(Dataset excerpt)
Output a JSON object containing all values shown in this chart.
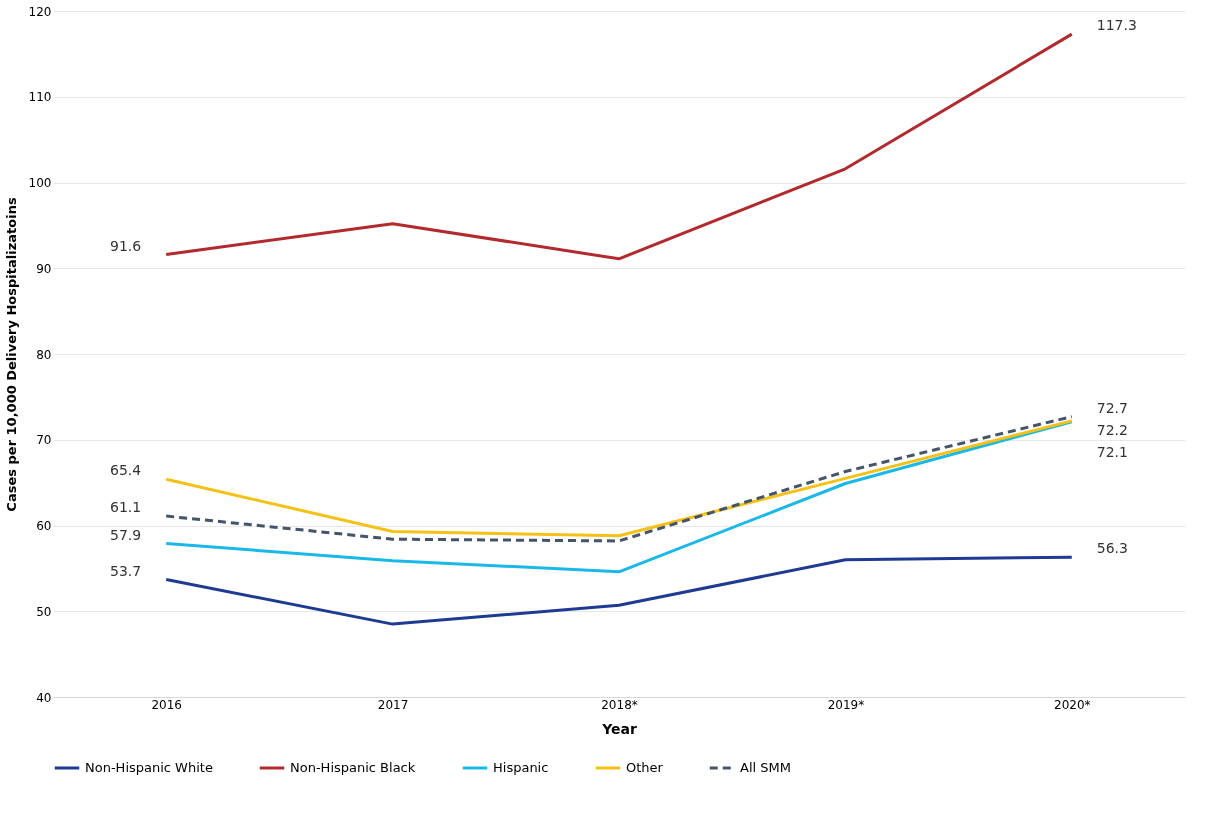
{
  "chart_data": {
    "type": "line",
    "xlabel": "Year",
    "ylabel": "Cases per 10,000 Delivery Hospitalizatoins",
    "categories": [
      "2016",
      "2017",
      "2018*",
      "2019*",
      "2020*"
    ],
    "ylim": [
      40,
      120
    ],
    "yticks": [
      40,
      50,
      60,
      70,
      80,
      90,
      100,
      110,
      120
    ],
    "grid": "y",
    "legend": "bottom",
    "marker": "none",
    "series": [
      {
        "name": "Non-Hispanic White",
        "color": "#1f3a93",
        "line_style": "solid",
        "values": [
          53.7,
          48.5,
          50.7,
          56.0,
          56.3
        ],
        "value_labels": [
          "53.7",
          null,
          null,
          null,
          "56.3"
        ]
      },
      {
        "name": "Non-Hispanic Black",
        "color": "#b22a2e",
        "line_style": "solid",
        "values": [
          91.6,
          95.2,
          91.1,
          101.6,
          117.3
        ],
        "value_labels": [
          "91.6",
          null,
          null,
          null,
          "117.3"
        ]
      },
      {
        "name": "Hispanic",
        "color": "#1ab8e8",
        "line_style": "solid",
        "values": [
          57.9,
          55.9,
          54.6,
          64.9,
          72.1
        ],
        "value_labels": [
          "57.9",
          null,
          null,
          null,
          "72.1"
        ]
      },
      {
        "name": "Other",
        "color": "#f5c116",
        "line_style": "solid",
        "values": [
          65.4,
          59.3,
          58.8,
          65.5,
          72.2
        ],
        "value_labels": [
          "65.4",
          null,
          null,
          null,
          "72.2"
        ]
      },
      {
        "name": "All SMM",
        "color": "#44546a",
        "line_style": "dashed",
        "values": [
          61.1,
          58.4,
          58.2,
          66.3,
          72.7
        ],
        "value_labels": [
          "61.1",
          null,
          null,
          null,
          "72.7"
        ]
      }
    ]
  }
}
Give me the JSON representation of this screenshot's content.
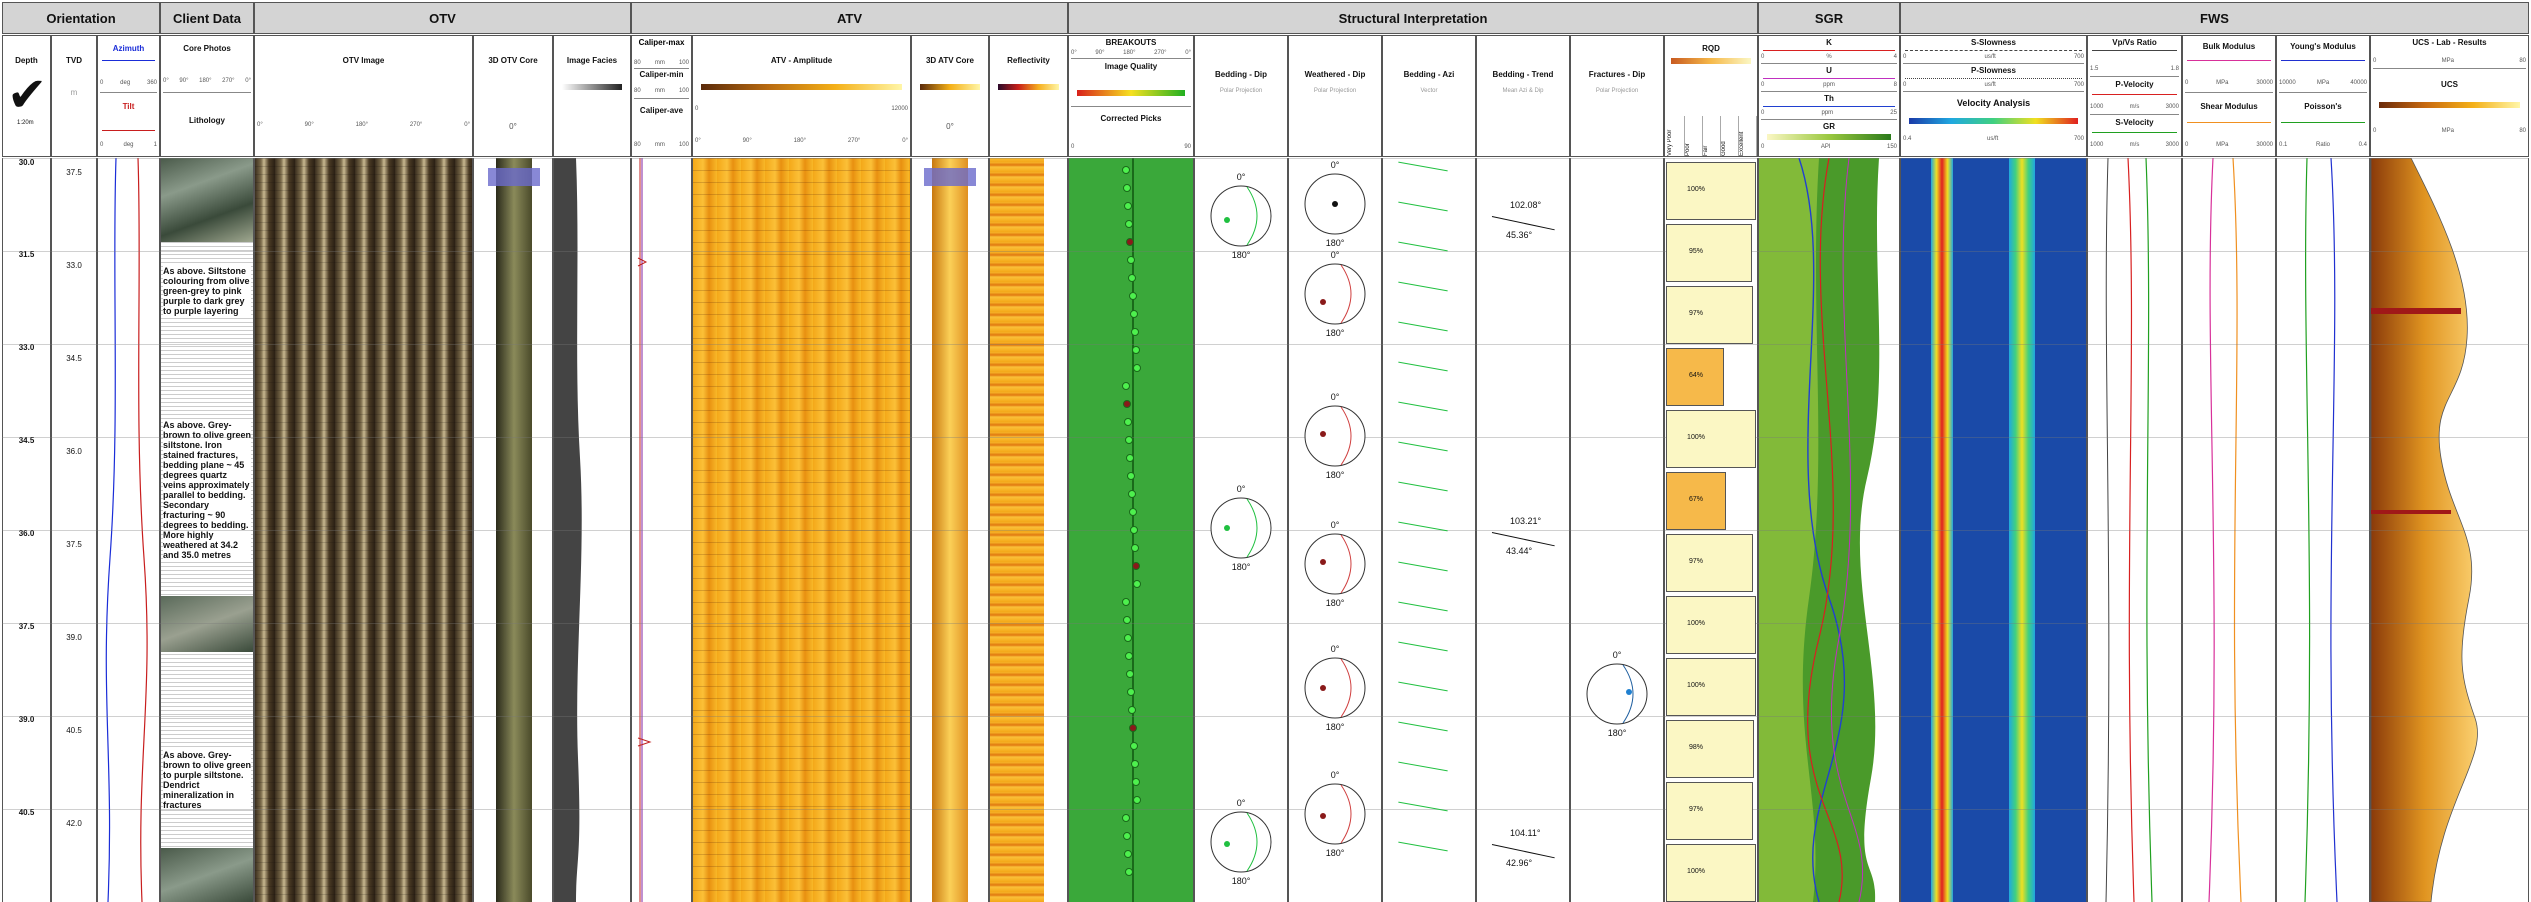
{
  "groups": {
    "orientation": "Orientation",
    "client": "Client Data",
    "otv": "OTV",
    "atv": "ATV",
    "structural": "Structural Interpretation",
    "sgr": "SGR",
    "fws": "FWS"
  },
  "headers": {
    "depth": "Depth",
    "depth_logo_text": "1:20m",
    "tvd": "TVD",
    "tvd_unit": "m",
    "azimuth": "Azimuth",
    "azimuth_scale": [
      "0",
      "deg",
      "360"
    ],
    "tilt": "Tilt",
    "tilt_scale": [
      "0",
      "deg",
      "1"
    ],
    "core_photos": "Core Photos",
    "core_scale": [
      "0°",
      "90°",
      "180°",
      "270°",
      "0°"
    ],
    "lithology": "Lithology",
    "otv_image": "OTV Image",
    "otv_scale": [
      "0°",
      "90°",
      "180°",
      "270°",
      "0°"
    ],
    "otv_core": "3D OTV Core",
    "otv_core_scale": "0°",
    "image_facies": "Image Facies",
    "caliper_max": "Caliper-max",
    "caliper_min": "Caliper-min",
    "caliper_ave": "Caliper-ave",
    "caliper_scale": [
      "80",
      "mm",
      "100"
    ],
    "atv_amp": "ATV - Amplitude",
    "atv_amp_scale": [
      "0",
      "12000"
    ],
    "atv_scale": [
      "0°",
      "90°",
      "180°",
      "270°",
      "0°"
    ],
    "atv_core": "3D ATV Core",
    "atv_core_scale": "0°",
    "reflectivity": "Reflectivity",
    "breakouts": "BREAKOUTS",
    "breakouts_scale": [
      "0°",
      "90°",
      "180°",
      "270°",
      "0°"
    ],
    "image_quality": "Image Quality",
    "corrected_picks": "Corrected  Picks",
    "corrected_scale": [
      "0",
      "90"
    ],
    "bedding_dip": "Bedding - Dip",
    "weathered_dip": "Weathered - Dip",
    "bedding_azi": "Bedding - Azi",
    "bedding_trend": "Bedding - Trend",
    "fractures_dip": "Fractures - Dip",
    "polar_projection": "Polar Projection",
    "mean_azi": "Mean Azi & Dip",
    "vector": "Vector",
    "rqd": "RQD",
    "rqd_cats": [
      "Very Poor",
      "Poor",
      "Fair",
      "Good",
      "Excellent"
    ],
    "k": "K",
    "k_scale": [
      "0",
      "%",
      "4"
    ],
    "u": "U",
    "u_scale": [
      "0",
      "ppm",
      "8"
    ],
    "th": "Th",
    "th_scale": [
      "0",
      "ppm",
      "25"
    ],
    "gr": "GR",
    "gr_scale": [
      "0",
      "API",
      "150"
    ],
    "s_slowness": "S-Slowness",
    "s_scale": [
      "0",
      "us/ft",
      "700"
    ],
    "p_slowness": "P-Slowness",
    "p_scale": [
      "0",
      "us/ft",
      "700"
    ],
    "velocity_analysis": "Velocity Analysis",
    "va_scale": [
      "0.4",
      "us/ft",
      "700"
    ],
    "vpvs": "Vp/Vs Ratio",
    "vpvs_scale": [
      "1.5",
      "1.8"
    ],
    "p_velocity": "P-Velocity",
    "pv_scale": [
      "1000",
      "m/s",
      "3000"
    ],
    "s_velocity": "S-Velocity",
    "sv_scale": [
      "1000",
      "m/s",
      "3000"
    ],
    "bulk": "Bulk Modulus",
    "bulk_scale": [
      "0",
      "MPa",
      "30000"
    ],
    "shear": "Shear Modulus",
    "shear_scale": [
      "0",
      "MPa",
      "30000"
    ],
    "youngs": "Young's Modulus",
    "youngs_scale": [
      "10000",
      "MPa",
      "40000"
    ],
    "poisson": "Poisson's",
    "poisson_scale": [
      "0.1",
      "Ratio",
      "0.4"
    ],
    "ucs_lab": "UCS - Lab - Results",
    "ucs_lab_scale": [
      "0",
      "MPa",
      "80"
    ],
    "ucs": "UCS",
    "ucs_scale": [
      "0",
      "MPa",
      "80"
    ]
  },
  "depths": [
    "30.0",
    "31.5",
    "33.0",
    "34.5",
    "36.0",
    "37.5",
    "39.0",
    "40.5"
  ],
  "tvds": [
    "37.5",
    "33.0",
    "34.5",
    "36.0",
    "37.5",
    "39.0",
    "40.5",
    "42.0"
  ],
  "lithology": [
    "As above. Siltstone colouring from olive green-grey to pink purple to dark grey to purple layering",
    "As above. Grey-brown to olive green siltstone. Iron stained fractures, bedding plane ~ 45 degrees quartz veins approximately parallel to bedding. Secondary fracturing ~ 90 degrees to bedding. More highly weathered at 34.2 and 35.0 metres",
    "As above. Grey-brown to olive green to purple siltstone. Dendrict mineralization in fractures"
  ],
  "stereo": {
    "top": "0°",
    "bottom": "180°"
  },
  "trends": [
    {
      "azi": "102.08°",
      "dip": "45.36°"
    },
    {
      "azi": "103.21°",
      "dip": "43.44°"
    },
    {
      "azi": "104.11°",
      "dip": "42.96°"
    }
  ],
  "rqd_values": [
    "100%",
    "95%",
    "97%",
    "64%",
    "100%",
    "67%",
    "97%",
    "100%",
    "100%",
    "98%",
    "97%",
    "100%"
  ],
  "rqd_fraction": [
    1.0,
    0.95,
    0.97,
    0.64,
    1.0,
    0.67,
    0.97,
    1.0,
    1.0,
    0.98,
    0.97,
    1.0
  ],
  "colors": {
    "header_bg": "#d4d4d4",
    "breakouts_bg": "#3aa83a",
    "rqd_low": "#f6b94a",
    "rqd_high": "#fbf7c4",
    "ucs": "#e09420"
  }
}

■ **Task brief**:
Make an exact reproduction of the listing above, without any pictures.

■ **Result for this task**:
Output a JSON object containing all values shown in this chart.
{
  "chart_data": {
    "type": "line",
    "xlabel": "Year",
    "ylabel": "Cases per 10,000 Delivery Hospitalizatoins",
    "categories": [
      "2016",
      "2017",
      "2018*",
      "2019*",
      "2020*"
    ],
    "ylim": [
      40,
      120
    ],
    "yticks": [
      40,
      50,
      60,
      70,
      80,
      90,
      100,
      110,
      120
    ],
    "grid": "y",
    "legend": "bottom",
    "marker": "none",
    "series": [
      {
        "name": "Non-Hispanic White",
        "color": "#1f3a93",
        "line_style": "solid",
        "values": [
          53.7,
          48.5,
          50.7,
          56.0,
          56.3
        ],
        "value_labels": [
          "53.7",
          null,
          null,
          null,
          "56.3"
        ]
      },
      {
        "name": "Non-Hispanic Black",
        "color": "#b22a2e",
        "line_style": "solid",
        "values": [
          91.6,
          95.2,
          91.1,
          101.6,
          117.3
        ],
        "value_labels": [
          "91.6",
          null,
          null,
          null,
          "117.3"
        ]
      },
      {
        "name": "Hispanic",
        "color": "#1ab8e8",
        "line_style": "solid",
        "values": [
          57.9,
          55.9,
          54.6,
          64.9,
          72.1
        ],
        "value_labels": [
          "57.9",
          null,
          null,
          null,
          "72.1"
        ]
      },
      {
        "name": "Other",
        "color": "#f5c116",
        "line_style": "solid",
        "values": [
          65.4,
          59.3,
          58.8,
          65.5,
          72.2
        ],
        "value_labels": [
          "65.4",
          null,
          null,
          null,
          "72.2"
        ]
      },
      {
        "name": "All SMM",
        "color": "#44546a",
        "line_style": "dashed",
        "values": [
          61.1,
          58.4,
          58.2,
          66.3,
          72.7
        ],
        "value_labels": [
          "61.1",
          null,
          null,
          null,
          "72.7"
        ]
      }
    ]
  }
}
Give me the JSON representation of this screenshot's content.
{
  "groups": {
    "orientation": "Orientation",
    "client": "Client Data",
    "otv": "OTV",
    "atv": "ATV",
    "structural": "Structural Interpretation",
    "sgr": "SGR",
    "fws": "FWS"
  },
  "headers": {
    "depth": "Depth",
    "depth_logo_text": "1:20m",
    "tvd": "TVD",
    "tvd_unit": "m",
    "azimuth": "Azimuth",
    "azimuth_scale": [
      "0",
      "deg",
      "360"
    ],
    "tilt": "Tilt",
    "tilt_scale": [
      "0",
      "deg",
      "1"
    ],
    "core_photos": "Core Photos",
    "core_scale": [
      "0°",
      "90°",
      "180°",
      "270°",
      "0°"
    ],
    "lithology": "Lithology",
    "otv_image": "OTV Image",
    "otv_scale": [
      "0°",
      "90°",
      "180°",
      "270°",
      "0°"
    ],
    "otv_core": "3D OTV Core",
    "otv_core_scale": "0°",
    "image_facies": "Image Facies",
    "caliper_max": "Caliper-max",
    "caliper_min": "Caliper-min",
    "caliper_ave": "Caliper-ave",
    "caliper_scale": [
      "80",
      "mm",
      "100"
    ],
    "atv_amp": "ATV - Amplitude",
    "atv_amp_scale": [
      "0",
      "12000"
    ],
    "atv_scale": [
      "0°",
      "90°",
      "180°",
      "270°",
      "0°"
    ],
    "atv_core": "3D ATV Core",
    "atv_core_scale": "0°",
    "reflectivity": "Reflectivity",
    "breakouts": "BREAKOUTS",
    "breakouts_scale": [
      "0°",
      "90°",
      "180°",
      "270°",
      "0°"
    ],
    "image_quality": "Image Quality",
    "corrected_picks": "Corrected  Picks",
    "corrected_scale": [
      "0",
      "90"
    ],
    "bedding_dip": "Bedding - Dip",
    "weathered_dip": "Weathered - Dip",
    "bedding_azi": "Bedding - Azi",
    "bedding_trend": "Bedding - Trend",
    "fractures_dip": "Fractures - Dip",
    "polar_projection": "Polar Projection",
    "mean_azi": "Mean Azi & Dip",
    "vector": "Vector",
    "rqd": "RQD",
    "rqd_cats": [
      "Very Poor",
      "Poor",
      "Fair",
      "Good",
      "Excellent"
    ],
    "k": "K",
    "k_scale": [
      "0",
      "%",
      "4"
    ],
    "u": "U",
    "u_scale": [
      "0",
      "ppm",
      "8"
    ],
    "th": "Th",
    "th_scale": [
      "0",
      "ppm",
      "25"
    ],
    "gr": "GR",
    "gr_scale": [
      "0",
      "API",
      "150"
    ],
    "s_slowness": "S-Slowness",
    "s_scale": [
      "0",
      "us/ft",
      "700"
    ],
    "p_slowness": "P-Slowness",
    "p_scale": [
      "0",
      "us/ft",
      "700"
    ],
    "velocity_analysis": "Velocity Analysis",
    "va_scale": [
      "0.4",
      "us/ft",
      "700"
    ],
    "vpvs": "Vp/Vs Ratio",
    "vpvs_scale": [
      "1.5",
      "1.8"
    ],
    "p_velocity": "P-Velocity",
    "pv_scale": [
      "1000",
      "m/s",
      "3000"
    ],
    "s_velocity": "S-Velocity",
    "sv_scale": [
      "1000",
      "m/s",
      "3000"
    ],
    "bulk": "Bulk Modulus",
    "bulk_scale": [
      "0",
      "MPa",
      "30000"
    ],
    "shear": "Shear Modulus",
    "shear_scale": [
      "0",
      "MPa",
      "30000"
    ],
    "youngs": "Young's Modulus",
    "youngs_scale": [
      "10000",
      "MPa",
      "40000"
    ],
    "poisson": "Poisson's",
    "poisson_scale": [
      "0.1",
      "Ratio",
      "0.4"
    ],
    "ucs_lab": "UCS - Lab - Results",
    "ucs_lab_scale": [
      "0",
      "MPa",
      "80"
    ],
    "ucs": "UCS",
    "ucs_scale": [
      "0",
      "MPa",
      "80"
    ]
  },
  "depths": [
    "30.0",
    "31.5",
    "33.0",
    "34.5",
    "36.0",
    "37.5",
    "39.0",
    "40.5"
  ],
  "tvds": [
    "37.5",
    "33.0",
    "34.5",
    "36.0",
    "37.5",
    "39.0",
    "40.5",
    "42.0"
  ],
  "lithology": [
    "As above. Siltstone colouring from olive green-grey to pink purple to dark grey to purple layering",
    "As above. Grey-brown to olive green siltstone. Iron stained fractures, bedding plane ~ 45 degrees quartz veins approximately parallel to bedding. Secondary fracturing ~ 90 degrees to bedding. More highly weathered at 34.2 and 35.0 metres",
    "As above. Grey-brown to olive green to purple siltstone. Dendrict mineralization in fractures"
  ],
  "stereo": {
    "top": "0°",
    "bottom": "180°"
  },
  "trends": [
    {
      "azi": "102.08°",
      "dip": "45.36°"
    },
    {
      "azi": "103.21°",
      "dip": "43.44°"
    },
    {
      "azi": "104.11°",
      "dip": "42.96°"
    }
  ],
  "rqd_values": [
    "100%",
    "95%",
    "97%",
    "64%",
    "100%",
    "67%",
    "97%",
    "100%",
    "100%",
    "98%",
    "97%",
    "100%"
  ],
  "rqd_fraction": [
    1.0,
    0.95,
    0.97,
    0.64,
    1.0,
    0.67,
    0.97,
    1.0,
    1.0,
    0.98,
    0.97,
    1.0
  ],
  "colors": {
    "header_bg": "#d4d4d4",
    "breakouts_bg": "#3aa83a",
    "rqd_low": "#f6b94a",
    "rqd_high": "#fbf7c4",
    "ucs": "#e09420"
  }
}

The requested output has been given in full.